[START Stored data]

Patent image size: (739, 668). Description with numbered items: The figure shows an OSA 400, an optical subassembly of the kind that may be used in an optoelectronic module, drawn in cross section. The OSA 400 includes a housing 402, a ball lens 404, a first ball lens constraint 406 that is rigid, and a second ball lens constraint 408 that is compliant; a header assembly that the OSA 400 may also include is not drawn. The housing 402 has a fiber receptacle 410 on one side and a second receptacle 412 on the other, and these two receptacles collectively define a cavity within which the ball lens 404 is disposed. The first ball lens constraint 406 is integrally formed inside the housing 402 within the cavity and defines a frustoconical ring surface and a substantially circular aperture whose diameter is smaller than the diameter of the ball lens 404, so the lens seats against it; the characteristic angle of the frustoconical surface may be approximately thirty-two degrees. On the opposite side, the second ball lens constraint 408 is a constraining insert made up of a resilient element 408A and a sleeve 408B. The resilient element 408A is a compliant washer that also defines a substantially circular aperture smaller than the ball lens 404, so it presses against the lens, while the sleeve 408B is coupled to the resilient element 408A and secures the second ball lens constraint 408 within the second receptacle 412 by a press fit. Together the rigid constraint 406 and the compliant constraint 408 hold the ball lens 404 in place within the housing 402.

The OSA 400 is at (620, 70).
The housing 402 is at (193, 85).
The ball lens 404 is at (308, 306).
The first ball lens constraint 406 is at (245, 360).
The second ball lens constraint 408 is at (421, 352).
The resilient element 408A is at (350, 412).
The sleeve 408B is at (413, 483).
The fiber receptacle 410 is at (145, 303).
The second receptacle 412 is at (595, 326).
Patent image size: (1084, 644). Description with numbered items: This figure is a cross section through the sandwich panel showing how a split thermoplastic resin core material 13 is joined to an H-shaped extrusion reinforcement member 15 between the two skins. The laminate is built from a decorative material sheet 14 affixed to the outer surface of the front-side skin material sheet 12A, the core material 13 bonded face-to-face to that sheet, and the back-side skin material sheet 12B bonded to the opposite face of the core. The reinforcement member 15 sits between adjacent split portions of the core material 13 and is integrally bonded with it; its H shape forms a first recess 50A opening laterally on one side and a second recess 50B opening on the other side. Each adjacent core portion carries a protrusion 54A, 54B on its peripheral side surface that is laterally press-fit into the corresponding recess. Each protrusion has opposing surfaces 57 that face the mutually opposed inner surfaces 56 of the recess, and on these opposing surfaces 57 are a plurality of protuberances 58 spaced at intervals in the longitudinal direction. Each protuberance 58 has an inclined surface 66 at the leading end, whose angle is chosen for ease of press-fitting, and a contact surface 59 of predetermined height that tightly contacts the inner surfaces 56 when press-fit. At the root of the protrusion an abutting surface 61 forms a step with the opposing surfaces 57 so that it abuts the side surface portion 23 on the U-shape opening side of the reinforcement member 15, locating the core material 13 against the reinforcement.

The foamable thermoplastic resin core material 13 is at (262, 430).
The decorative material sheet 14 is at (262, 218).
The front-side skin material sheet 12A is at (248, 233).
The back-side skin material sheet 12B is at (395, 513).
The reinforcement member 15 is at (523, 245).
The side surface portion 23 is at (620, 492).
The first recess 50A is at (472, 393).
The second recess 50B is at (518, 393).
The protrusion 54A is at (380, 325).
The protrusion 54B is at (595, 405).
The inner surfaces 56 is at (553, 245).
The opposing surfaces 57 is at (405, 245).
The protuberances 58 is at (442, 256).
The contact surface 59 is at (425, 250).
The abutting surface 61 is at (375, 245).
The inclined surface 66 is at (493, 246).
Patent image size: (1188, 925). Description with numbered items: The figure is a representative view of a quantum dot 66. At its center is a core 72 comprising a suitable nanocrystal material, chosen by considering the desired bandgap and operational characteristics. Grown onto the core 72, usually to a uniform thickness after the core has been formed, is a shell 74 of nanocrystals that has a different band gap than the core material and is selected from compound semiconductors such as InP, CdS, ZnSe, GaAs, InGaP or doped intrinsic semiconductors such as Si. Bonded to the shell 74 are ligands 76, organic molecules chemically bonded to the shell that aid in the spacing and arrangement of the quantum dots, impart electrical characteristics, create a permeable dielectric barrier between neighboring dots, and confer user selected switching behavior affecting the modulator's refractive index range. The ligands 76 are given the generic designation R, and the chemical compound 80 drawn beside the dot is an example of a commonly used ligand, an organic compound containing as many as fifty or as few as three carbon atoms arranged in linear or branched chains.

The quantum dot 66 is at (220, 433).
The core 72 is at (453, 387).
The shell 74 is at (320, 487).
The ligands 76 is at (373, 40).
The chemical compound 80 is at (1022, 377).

[END Stored data]

● **Brief**
Write out every one of the records above word for word, keeping each line and its numbers unchanged.

● **Final answer**
Patent image size: (739, 668). Description with numbered items: The figure shows an OSA 400, an optical subassembly of the kind that may be used in an optoelectronic module, drawn in cross section. The OSA 400 includes a housing 402, a ball lens 404, a first ball lens constraint 406 that is rigid, and a second ball lens constraint 408 that is compliant; a header assembly that the OSA 400 may also include is not drawn. The housing 402 has a fiber receptacle 410 on one side and a second receptacle 412 on the other, and these two receptacles collectively define a cavity within which the ball lens 404 is disposed. The first ball lens constraint 406 is integrally formed inside the housing 402 within the cavity and defines a frustoconical ring surface and a substantially circular aperture whose diameter is smaller than the diameter of the ball lens 404, so the lens seats against it; the characteristic angle of the frustoconical surface may be approximately thirty-two degrees. On the opposite side, the second ball lens constraint 408 is a constraining insert made up of a resilient element 408A and a sleeve 408B. The resilient element 408A is a compliant washer that also defines a substantially circular aperture smaller than the ball lens 404, so it presses against the lens, while the sleeve 408B is coupled to the resilient element 408A and secures the second ball lens constraint 408 within the second receptacle 412 by a press fit. Together the rigid constraint 406 and the compliant constraint 408 hold the ball lens 404 in place within the housing 402.

The OSA 400 is at (620, 70).
The housing 402 is at (193, 85).
The ball lens 404 is at (308, 306).
The first ball lens constraint 406 is at (245, 360).
The second ball lens constraint 408 is at (421, 352).
The resilient element 408A is at (350, 412).
The sleeve 408B is at (413, 483).
The fiber receptacle 410 is at (145, 303).
The second receptacle 412 is at (595, 326).
Patent image size: (1084, 644). Description with numbered items: This figure is a cross section through the sandwich panel showing how a split thermoplastic resin core material 13 is joined to an H-shaped extrusion reinforcement member 15 between the two skins. The laminate is built from a decorative material sheet 14 affixed to the outer surface of the front-side skin material sheet 12A, the core material 13 bonded face-to-face to that sheet, and the back-side skin material sheet 12B bonded to the opposite face of the core. The reinforcement member 15 sits between adjacent split portions of the core material 13 and is integrally bonded with it; its H shape forms a first recess 50A opening laterally on one side and a second recess 50B opening on the other side. Each adjacent core portion carries a protrusion 54A, 54B on its peripheral side surface that is laterally press-fit into the corresponding recess. Each protrusion has opposing surfaces 57 that face the mutually opposed inner surfaces 56 of the recess, and on these opposing surfaces 57 are a plurality of protuberances 58 spaced at intervals in the longitudinal direction. Each protuberance 58 has an inclined surface 66 at the leading end, whose angle is chosen for ease of press-fitting, and a contact surface 59 of predetermined height that tightly contacts the inner surfaces 56 when press-fit. At the root of the protrusion an abutting surface 61 forms a step with the opposing surfaces 57 so that it abuts the side surface portion 23 on the U-shape opening side of the reinforcement member 15, locating the core material 13 against the reinforcement.

The foamable thermoplastic resin core material 13 is at (262, 430).
The decorative material sheet 14 is at (262, 218).
The front-side skin material sheet 12A is at (248, 233).
The back-side skin material sheet 12B is at (395, 513).
The reinforcement member 15 is at (523, 245).
The side surface portion 23 is at (620, 492).
The first recess 50A is at (472, 393).
The second recess 50B is at (518, 393).
The protrusion 54A is at (380, 325).
The protrusion 54B is at (595, 405).
The inner surfaces 56 is at (553, 245).
The opposing surfaces 57 is at (405, 245).
The protuberances 58 is at (442, 256).
The contact surface 59 is at (425, 250).
The abutting surface 61 is at (375, 245).
The inclined surface 66 is at (493, 246).
Patent image size: (1188, 925). Description with numbered items: The figure is a representative view of a quantum dot 66. At its center is a core 72 comprising a suitable nanocrystal material, chosen by considering the desired bandgap and operational characteristics. Grown onto the core 72, usually to a uniform thickness after the core has been formed, is a shell 74 of nanocrystals that has a different band gap than the core material and is selected from compound semiconductors such as InP, CdS, ZnSe, GaAs, InGaP or doped intrinsic semiconductors such as Si. Bonded to the shell 74 are ligands 76, organic molecules chemically bonded to the shell that aid in the spacing and arrangement of the quantum dots, impart electrical characteristics, create a permeable dielectric barrier between neighboring dots, and confer user selected switching behavior affecting the modulator's refractive index range. The ligands 76 are given the generic designation R, and the chemical compound 80 drawn beside the dot is an example of a commonly used ligand, an organic compound containing as many as fifty or as few as three carbon atoms arranged in linear or branched chains.

The quantum dot 66 is at (220, 433).
The core 72 is at (453, 387).
The shell 74 is at (320, 487).
The ligands 76 is at (373, 40).
The chemical compound 80 is at (1022, 377).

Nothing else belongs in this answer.